Task prompt:
Reproduce all lines of the listing below in which the word "шинами" occurs.

####################

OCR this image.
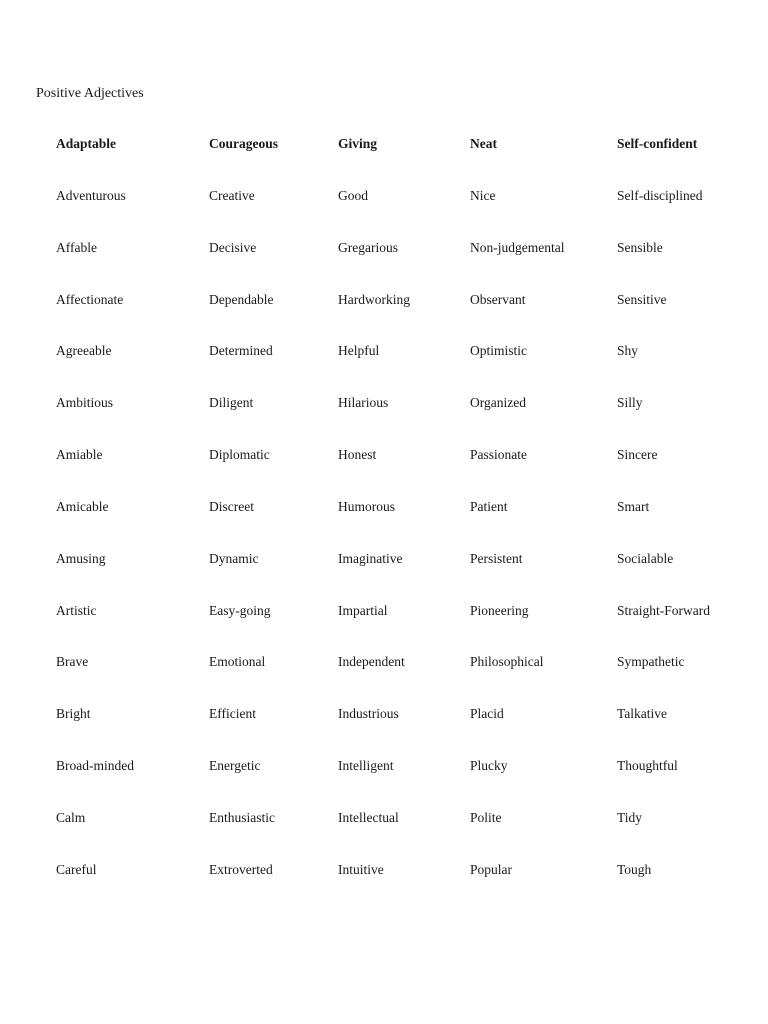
Positive Adjectives
Adaptable	Courageous	Giving	Neat	Self-confident
Adventurous	Creative	Good	Nice	Self-disciplined
Affable	Decisive	Gregarious	Non-judgemental	Sensible
Affectionate	Dependable	Hardworking	Observant	Sensitive
Agreeable	Determined	Helpful	Optimistic	Shy
Ambitious	Diligent	Hilarious	Organized	Silly
Amiable	Diplomatic	Honest	Passionate	Sincere
Amicable	Discreet	Humorous	Patient	Smart
Amusing	Dynamic	Imaginative	Persistent	Socialable
Artistic	Easy-going	Impartial	Pioneering	Straight-Forward
Brave	Emotional	Independent	Philosophical	Sympathetic
Bright	Efficient	Industrious	Placid	Talkative
Broad-minded	Energetic	Intelligent	Plucky	Thoughtful
Calm	Enthusiastic	Intellectual	Polite	Tidy
Careful	Extroverted	Intuitive	Popular	Tough
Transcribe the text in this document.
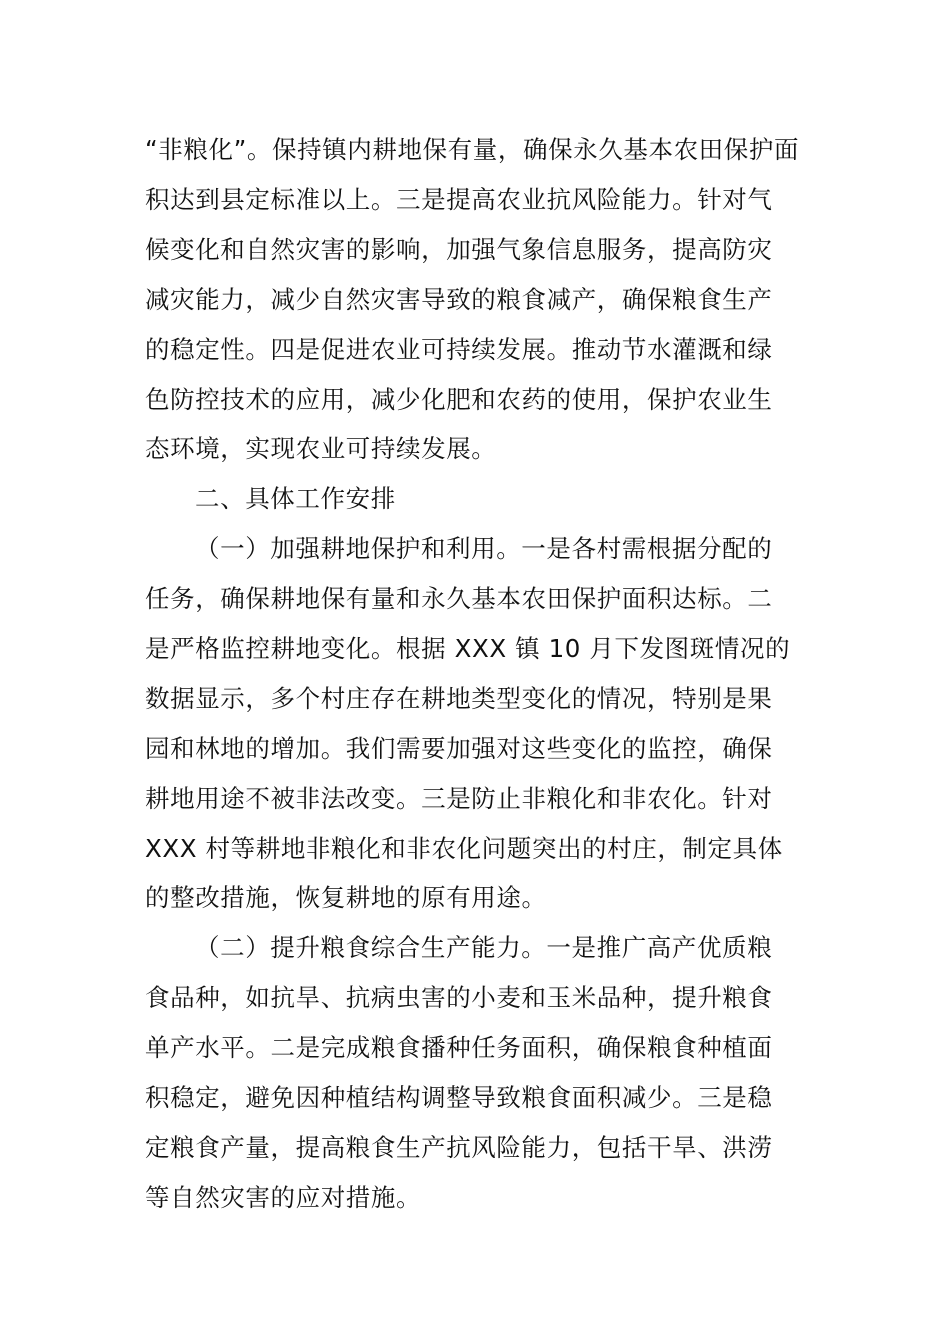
“非粮化”。保持镇内耕地保有量，确保永久基本农田保护面
积达到县定标准以上。三是提高农业抗风险能力。针对气
候变化和自然灾害的影响，加强气象信息服务，提高防灾
减灾能力，减少自然灾害导致的粮食减产，确保粮食生产
的稳定性。四是促进农业可持续发展。推动节水灌溉和绿
色防控技术的应用，减少化肥和农药的使用，保护农业生
态环境，实现农业可持续发展。
二、具体工作安排
（一）加强耕地保护和利用。一是各村需根据分配的
任务，确保耕地保有量和永久基本农田保护面积达标。二
是严格监控耕地变化。根据 XXX 镇 10 月下发图斑情况的
数据显示，多个村庄存在耕地类型变化的情况，特别是果
园和林地的增加。我们需要加强对这些变化的监控，确保
耕地用途不被非法改变。三是防止非粮化和非农化。针对
XXX 村等耕地非粮化和非农化问题突出的村庄，制定具体
的整改措施，恢复耕地的原有用途。
（二）提升粮食综合生产能力。一是推广高产优质粮
食品种，如抗旱、抗病虫害的小麦和玉米品种，提升粮食
单产水平。二是完成粮食播种任务面积，确保粮食种植面
积稳定，避免因种植结构调整导致粮食面积减少。三是稳
定粮食产量，提高粮食生产抗风险能力，包括干旱、洪涝
等自然灾害的应对措施。
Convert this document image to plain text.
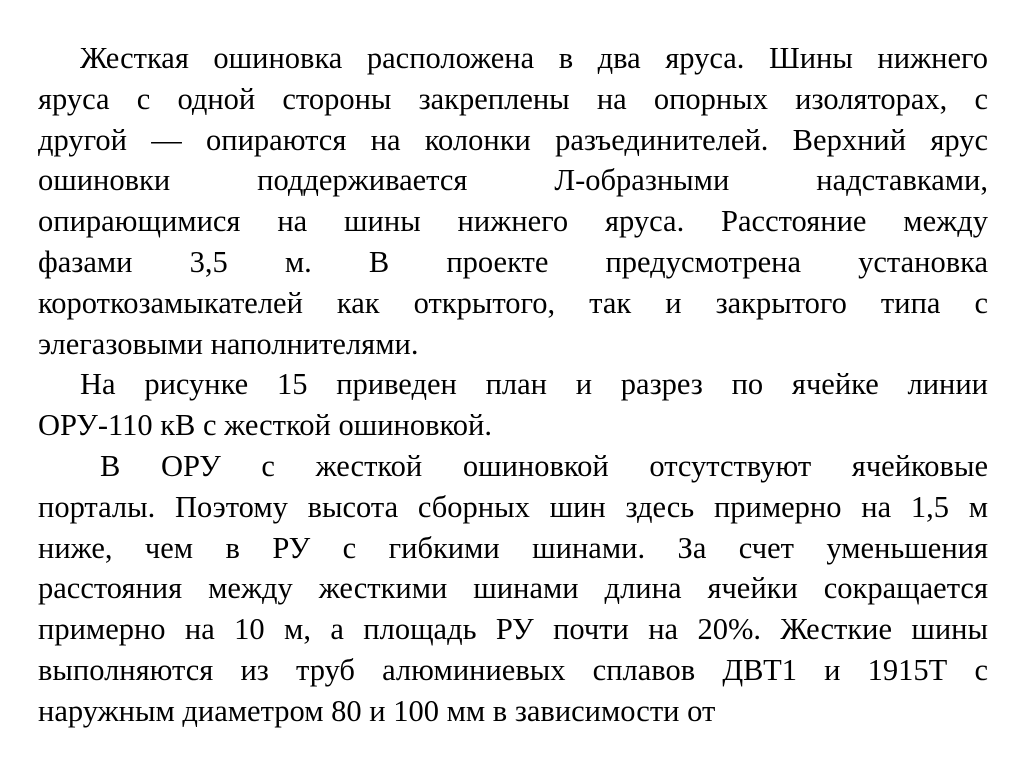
Жесткая ошиновка расположена в два яруса. Шины нижнего
яруса с одной стороны закреплены на опорных изоляторах, с
другой — опираются на колонки разъединителей. Верхний ярус
ошиновки поддерживается Л-образными надставками,
опирающимися на шины нижнего яруса. Расстояние между
фазами 3,5 м. В проекте предусмотрена установка
короткозамыкателей как открытого, так и закрытого типа с
элегазовыми наполнителями.
На рисунке 15 приведен план и разрез по ячейке линии
ОРУ-110 кВ с жесткой ошиновкой.
В ОРУ с жесткой ошиновкой отсутствуют ячейковые
порталы. Поэтому высота сборных шин здесь примерно на 1,5 м
ниже, чем в РУ с гибкими шинами. За счет уменьшения
расстояния между жесткими шинами длина ячейки сокращается
примерно на 10 м, а площадь РУ почти на 20%. Жесткие шины
выполняются из труб алюминиевых сплавов ДВТ1 и 1915Т с
наружным диаметром 80 и 100 мм в зависимости от
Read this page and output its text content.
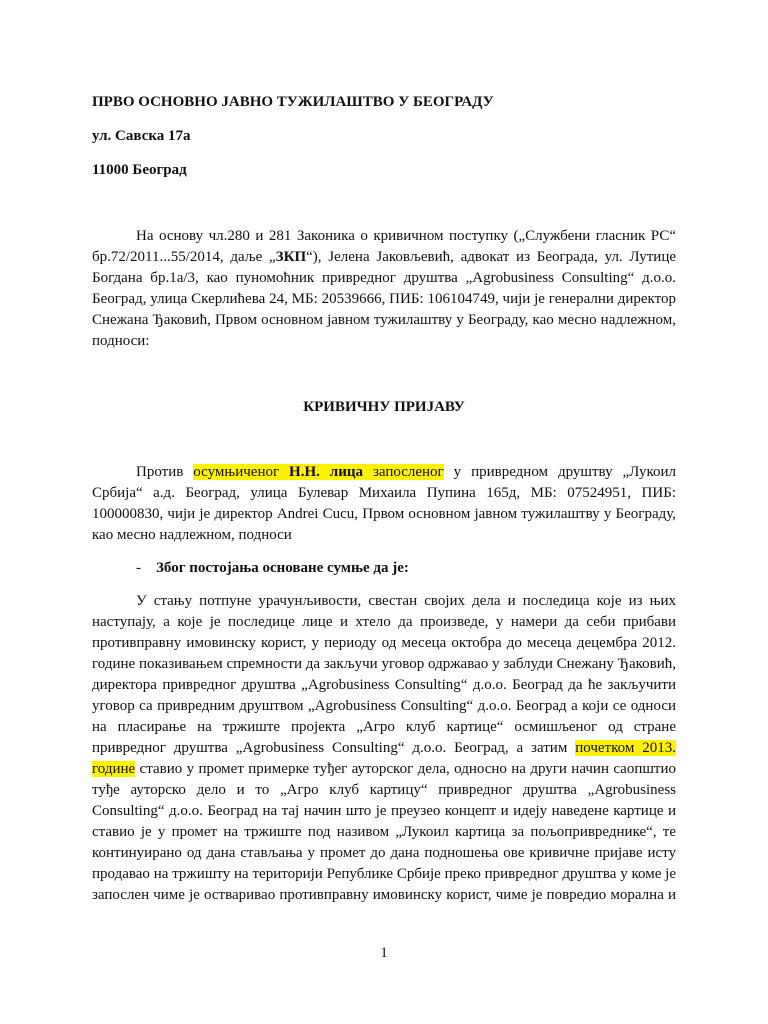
ПРВО ОСНОВНО ЈАВНО ТУЖИЛАШТВО У БЕОГРАДУ
ул. Савска 17а
11000 Београд
На основу чл.280 и 281 Законика о кривичном поступку („Службени гласник РС“
бр.72/2011...55/2014, даље „ЗКП“), Јелена Јаковљевић, адвокат из Београда, ул. Лутице
Богдана бр.1а/3, као пуномоћник привредног друштва „Agrobusiness Consulting“ д.о.о.
Београд, улица Скерлићева 24, МБ: 20539666, ПИБ: 106104749, чији је генерални директор
Снежана Ђаковић, Првом основном јавном тужилаштву у Београду, као месно надлежном,
подноси:
КРИВИЧНУ ПРИЈАВУ
Против осумњиченог Н.Н. лица запосленог у привредном друштву „Лукоил
Србија“ а.д. Београд, улица Булевар Михаила Пупина 165д, МБ: 07524951, ПИБ:
100000830, чији је директор Andrei Cucu, Првом основном јавном тужилаштву у Београду,
као месно надлежном, подноси
- Због постојања основане сумње да је:
У стању потпуне урачунљивости, свестан својих дела и последица које из њих
наступају, а које је последице лице и хтело да произведе, у намери да себи прибави
противправну имовинску корист, у периоду од месеца октобра до месеца децембра 2012.
године показивањем спремности да закључи уговор одржавао у заблуди Снежану Ђаковић,
директора привредног друштва „Agrobusiness Consulting“ д.о.о. Београд да ће закључити
уговор са привредним друштвом „Agrobusiness Consulting“ д.о.о. Београд а који се односи
на пласирање на тржиште пројекта „Агро клуб картице“ осмишљеног од стране
привредног друштва „Agrobusiness Consulting“ д.о.о. Београд, а затим почетком 2013.
године ставио у промет примерке туђег ауторског дела, односно на други начин саопштио
туђе ауторско дело и то „Агро клуб картицу“ привредног друштва „Agrobusiness
Consulting“ д.о.о. Београд на тај начин што је преузео концепт и идеју наведене картице и
ставио је у промет на тржиште под називом „Лукоил картица за пољопривреднике“, те
континуирано од дана стављања у промет до дана подношења ове кривичне пријаве исту
продавао на тржишту на територији Републике Србије преко привредног друштва у коме је
запослен чиме је остваривао противправну имовинску корист, чиме је повредио морална и
1
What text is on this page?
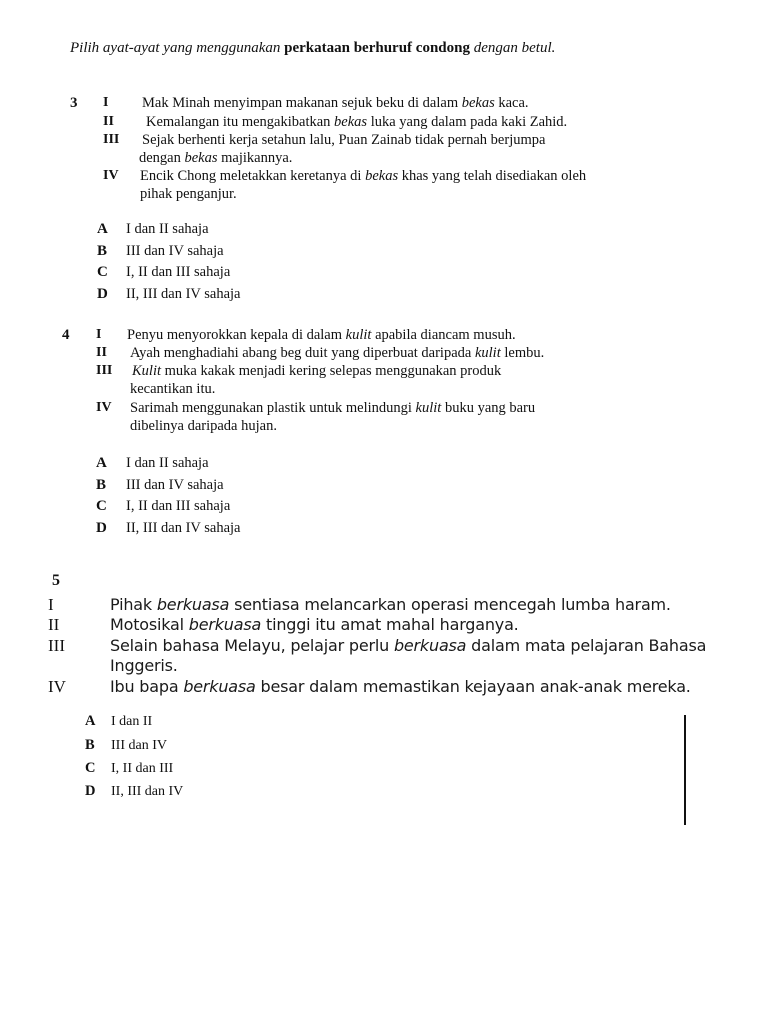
Pilih ayat-ayat yang menggunakan perkataan berhuruf condong dengan betul.
3 I Mak Minah menyimpan makanan sejuk beku di dalam bekas kaca.
II Kemalangan itu mengakibatkan bekas luka yang dalam pada kaki Zahid.
III Sejak berhenti kerja setahun lalu, Puan Zainab tidak pernah berjumpa
dengan bekas majikannya.
IV Encik Chong meletakkan keretanya di bekas khas yang telah disediakan oleh
pihak penganjur.
A I dan II sahaja
B III dan IV sahaja
C I, II dan III sahaja
D II, III dan IV sahaja
4 I Penyu menyorokkan kepala di dalam kulit apabila diancam musuh.
II Ayah menghadiahi abang beg duit yang diperbuat daripada kulit lembu.
III Kulit muka kakak menjadi kering selepas menggunakan produk
kecantikan itu.
IV Sarimah menggunakan plastik untuk melindungi kulit buku yang baru
dibelinya daripada hujan.
A I dan II sahaja
B III dan IV sahaja
C I, II dan III sahaja
D II, III dan IV sahaja
5
I	Pihak berkuasa sentiasa melancarkan operasi mencegah lumba haram.
II	Motosikal berkuasa tinggi itu amat mahal harganya.
III	Selain bahasa Melayu, pelajar perlu berkuasa dalam mata pelajaran Bahasa
Inggeris.
IV	Ibu bapa berkuasa besar dalam memastikan kejayaan anak-anak mereka.
A I dan II
B III dan IV
C I, II dan III
D II, III dan IV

####################

Answer below:
ниже, чем в РУ с гибкими шинами. За счет уменьшения
расстояния между жесткими шинами длина ячейки сокращается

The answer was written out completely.